[start Source data]
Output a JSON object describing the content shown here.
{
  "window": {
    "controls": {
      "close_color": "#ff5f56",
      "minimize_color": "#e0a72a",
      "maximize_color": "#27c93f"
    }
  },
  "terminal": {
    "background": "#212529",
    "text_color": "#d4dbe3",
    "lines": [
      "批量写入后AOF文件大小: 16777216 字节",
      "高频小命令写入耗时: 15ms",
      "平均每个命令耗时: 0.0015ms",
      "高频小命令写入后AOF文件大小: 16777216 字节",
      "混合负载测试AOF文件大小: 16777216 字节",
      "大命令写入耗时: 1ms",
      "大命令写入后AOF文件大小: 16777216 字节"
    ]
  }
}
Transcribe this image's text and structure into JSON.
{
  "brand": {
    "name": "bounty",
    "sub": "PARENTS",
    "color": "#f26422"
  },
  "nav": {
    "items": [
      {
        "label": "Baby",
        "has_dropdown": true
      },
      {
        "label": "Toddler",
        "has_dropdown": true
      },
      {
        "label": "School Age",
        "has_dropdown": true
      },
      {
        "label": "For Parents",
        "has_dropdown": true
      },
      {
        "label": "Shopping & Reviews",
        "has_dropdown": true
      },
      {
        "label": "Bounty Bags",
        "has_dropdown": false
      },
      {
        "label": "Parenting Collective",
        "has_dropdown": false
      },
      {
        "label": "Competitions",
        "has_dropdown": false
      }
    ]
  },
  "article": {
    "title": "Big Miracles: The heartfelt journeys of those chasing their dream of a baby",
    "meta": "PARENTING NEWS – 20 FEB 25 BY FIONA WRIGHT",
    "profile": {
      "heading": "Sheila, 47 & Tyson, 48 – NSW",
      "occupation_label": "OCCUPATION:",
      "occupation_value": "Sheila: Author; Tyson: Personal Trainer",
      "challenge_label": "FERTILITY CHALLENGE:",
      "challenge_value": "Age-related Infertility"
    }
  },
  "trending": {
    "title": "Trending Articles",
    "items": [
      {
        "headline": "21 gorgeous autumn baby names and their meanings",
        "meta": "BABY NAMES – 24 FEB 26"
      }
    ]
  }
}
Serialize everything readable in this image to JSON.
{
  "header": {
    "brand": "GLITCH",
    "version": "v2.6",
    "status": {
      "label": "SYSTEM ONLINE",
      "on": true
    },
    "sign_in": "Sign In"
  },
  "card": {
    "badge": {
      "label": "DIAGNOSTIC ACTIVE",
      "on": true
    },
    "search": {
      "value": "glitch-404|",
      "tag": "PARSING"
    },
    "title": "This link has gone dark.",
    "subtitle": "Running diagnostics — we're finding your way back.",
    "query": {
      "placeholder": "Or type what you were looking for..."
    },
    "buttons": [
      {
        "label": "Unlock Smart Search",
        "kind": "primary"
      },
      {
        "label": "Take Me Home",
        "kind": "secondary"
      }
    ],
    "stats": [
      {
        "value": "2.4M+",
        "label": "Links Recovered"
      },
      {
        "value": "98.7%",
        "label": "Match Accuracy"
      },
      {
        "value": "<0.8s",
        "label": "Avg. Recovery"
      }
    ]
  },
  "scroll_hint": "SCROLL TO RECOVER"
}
[end Source data]
The request: Recopy the entries above exactly, with every line included.

Result of the task:
Output a JSON object describing the content shown here.
{
  "window": {
    "controls": {
      "close_color": "#ff5f56",
      "minimize_color": "#e0a72a",
      "maximize_color": "#27c93f"
    }
  },
  "terminal": {
    "background": "#212529",
    "text_color": "#d4dbe3",
    "lines": [
      "批量写入后AOF文件大小: 16777216 字节",
      "高频小命令写入耗时: 15ms",
      "平均每个命令耗时: 0.0015ms",
      "高频小命令写入后AOF文件大小: 16777216 字节",
      "混合负载测试AOF文件大小: 16777216 字节",
      "大命令写入耗时: 1ms",
      "大命令写入后AOF文件大小: 16777216 字节"
    ]
  }
}
Transcribe this image's text and structure into JSON.
{
  "brand": {
    "name": "bounty",
    "sub": "PARENTS",
    "color": "#f26422"
  },
  "nav": {
    "items": [
      {
        "label": "Baby",
        "has_dropdown": true
      },
      {
        "label": "Toddler",
        "has_dropdown": true
      },
      {
        "label": "School Age",
        "has_dropdown": true
      },
      {
        "label": "For Parents",
        "has_dropdown": true
      },
      {
        "label": "Shopping & Reviews",
        "has_dropdown": true
      },
      {
        "label": "Bounty Bags",
        "has_dropdown": false
      },
      {
        "label": "Parenting Collective",
        "has_dropdown": false
      },
      {
        "label": "Competitions",
        "has_dropdown": false
      }
    ]
  },
  "article": {
    "title": "Big Miracles: The heartfelt journeys of those chasing their dream of a baby",
    "meta": "PARENTING NEWS – 20 FEB 25 BY FIONA WRIGHT",
    "profile": {
      "heading": "Sheila, 47 & Tyson, 48 – NSW",
      "occupation_label": "OCCUPATION:",
      "occupation_value": "Sheila: Author; Tyson: Personal Trainer",
      "challenge_label": "FERTILITY CHALLENGE:",
      "challenge_value": "Age-related Infertility"
    }
  },
  "trending": {
    "title": "Trending Articles",
    "items": [
      {
        "headline": "21 gorgeous autumn baby names and their meanings",
        "meta": "BABY NAMES – 24 FEB 26"
      }
    ]
  }
}
Serialize everything readable in this image to JSON.
{
  "header": {
    "brand": "GLITCH",
    "version": "v2.6",
    "status": {
      "label": "SYSTEM ONLINE",
      "on": true
    },
    "sign_in": "Sign In"
  },
  "card": {
    "badge": {
      "label": "DIAGNOSTIC ACTIVE",
      "on": true
    },
    "search": {
      "value": "glitch-404|",
      "tag": "PARSING"
    },
    "title": "This link has gone dark.",
    "subtitle": "Running diagnostics — we're finding your way back.",
    "query": {
      "placeholder": "Or type what you were looking for..."
    },
    "buttons": [
      {
        "label": "Unlock Smart Search",
        "kind": "primary"
      },
      {
        "label": "Take Me Home",
        "kind": "secondary"
      }
    ],
    "stats": [
      {
        "value": "2.4M+",
        "label": "Links Recovered"
      },
      {
        "value": "98.7%",
        "label": "Match Accuracy"
      },
      {
        "value": "<0.8s",
        "label": "Avg. Recovery"
      }
    ]
  },
  "scroll_hint": "SCROLL TO RECOVER"
}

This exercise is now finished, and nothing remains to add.